# DATA FOR THIS TASK

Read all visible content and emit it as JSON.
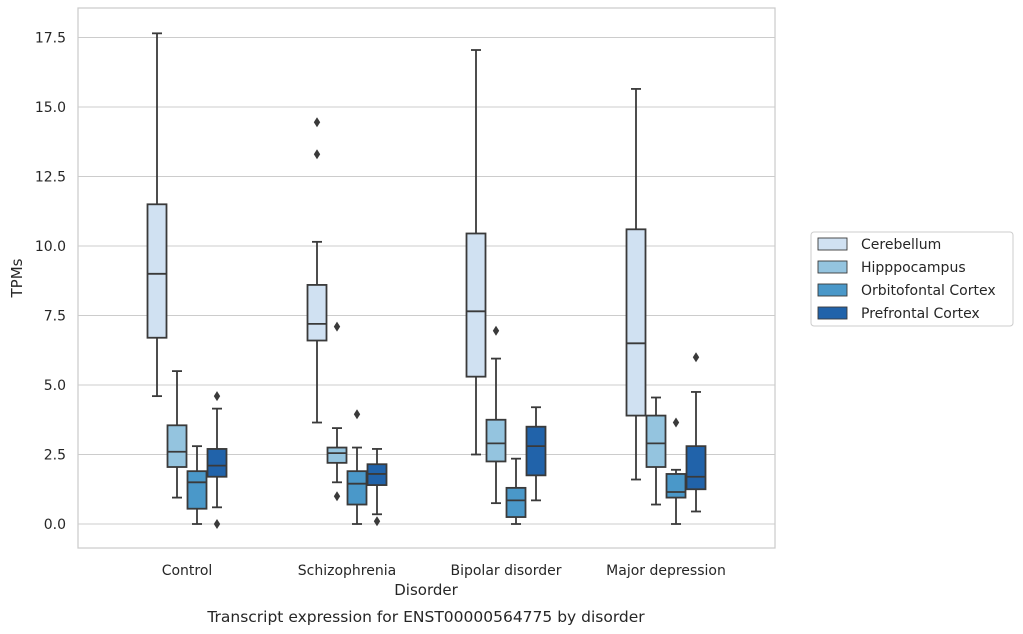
{
  "chart_data": {
    "type": "box",
    "caption": "Transcript expression for ENST00000564775 by disorder",
    "xlabel": "Disorder",
    "ylabel": "TPMs",
    "ylim": [
      -0.8,
      18.5
    ],
    "yticks": [
      0.0,
      2.5,
      5.0,
      7.5,
      10.0,
      12.5,
      15.0,
      17.5
    ],
    "ytick_labels": [
      "0.0",
      "2.5",
      "5.0",
      "7.5",
      "10.0",
      "12.5",
      "15.0",
      "17.5"
    ],
    "grid": true,
    "legend_position": "right",
    "categories": [
      "Control",
      "Schizophrenia",
      "Bipolar disorder",
      "Major depression"
    ],
    "series": [
      {
        "name": "Cerebellum",
        "color": "#d0e1f2",
        "boxes": [
          {
            "whisker_low": 4.6,
            "q1": 6.7,
            "median": 9.0,
            "q3": 11.5,
            "whisker_high": 17.65,
            "outliers": []
          },
          {
            "whisker_low": 3.65,
            "q1": 6.6,
            "median": 7.2,
            "q3": 8.6,
            "whisker_high": 10.15,
            "outliers": [
              14.45,
              13.3
            ]
          },
          {
            "whisker_low": 2.5,
            "q1": 5.3,
            "median": 7.65,
            "q3": 10.45,
            "whisker_high": 17.05,
            "outliers": []
          },
          {
            "whisker_low": 1.6,
            "q1": 3.9,
            "median": 6.5,
            "q3": 10.6,
            "whisker_high": 15.65,
            "outliers": []
          }
        ]
      },
      {
        "name": "Hipppocampus",
        "color": "#94c4df",
        "boxes": [
          {
            "whisker_low": 0.95,
            "q1": 2.05,
            "median": 2.6,
            "q3": 3.55,
            "whisker_high": 5.5,
            "outliers": []
          },
          {
            "whisker_low": 1.5,
            "q1": 2.2,
            "median": 2.55,
            "q3": 2.75,
            "whisker_high": 3.45,
            "outliers": [
              7.1,
              1.0
            ]
          },
          {
            "whisker_low": 0.75,
            "q1": 2.25,
            "median": 2.9,
            "q3": 3.75,
            "whisker_high": 5.95,
            "outliers": [
              6.95
            ]
          },
          {
            "whisker_low": 0.7,
            "q1": 2.05,
            "median": 2.9,
            "q3": 3.9,
            "whisker_high": 4.55,
            "outliers": []
          }
        ]
      },
      {
        "name": "Orbitofontal Cortex",
        "color": "#4a98c9",
        "boxes": [
          {
            "whisker_low": 0.0,
            "q1": 0.55,
            "median": 1.5,
            "q3": 1.9,
            "whisker_high": 2.8,
            "outliers": []
          },
          {
            "whisker_low": 0.0,
            "q1": 0.7,
            "median": 1.45,
            "q3": 1.9,
            "whisker_high": 2.75,
            "outliers": [
              3.95
            ]
          },
          {
            "whisker_low": 0.0,
            "q1": 0.25,
            "median": 0.85,
            "q3": 1.3,
            "whisker_high": 2.35,
            "outliers": []
          },
          {
            "whisker_low": 0.0,
            "q1": 0.95,
            "median": 1.15,
            "q3": 1.8,
            "whisker_high": 1.95,
            "outliers": [
              3.65
            ]
          }
        ]
      },
      {
        "name": "Prefrontal Cortex",
        "color": "#2163aa",
        "boxes": [
          {
            "whisker_low": 0.6,
            "q1": 1.7,
            "median": 2.1,
            "q3": 2.7,
            "whisker_high": 4.15,
            "outliers": [
              4.6,
              0.0
            ]
          },
          {
            "whisker_low": 0.35,
            "q1": 1.4,
            "median": 1.8,
            "q3": 2.15,
            "whisker_high": 2.7,
            "outliers": [
              0.1
            ]
          },
          {
            "whisker_low": 0.85,
            "q1": 1.75,
            "median": 2.8,
            "q3": 3.5,
            "whisker_high": 4.2,
            "outliers": []
          },
          {
            "whisker_low": 0.45,
            "q1": 1.25,
            "median": 1.7,
            "q3": 2.8,
            "whisker_high": 4.75,
            "outliers": [
              6.0
            ]
          }
        ]
      }
    ]
  }
}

# TASK GOAL
Copy out each line in the preceding records that contains "name".

# OUTPUT OF THE EXERCISE
        "name": "Cerebellum",
        "name": "Hipppocampus",
        "name": "Orbitofontal Cortex",
        "name": "Prefrontal Cortex",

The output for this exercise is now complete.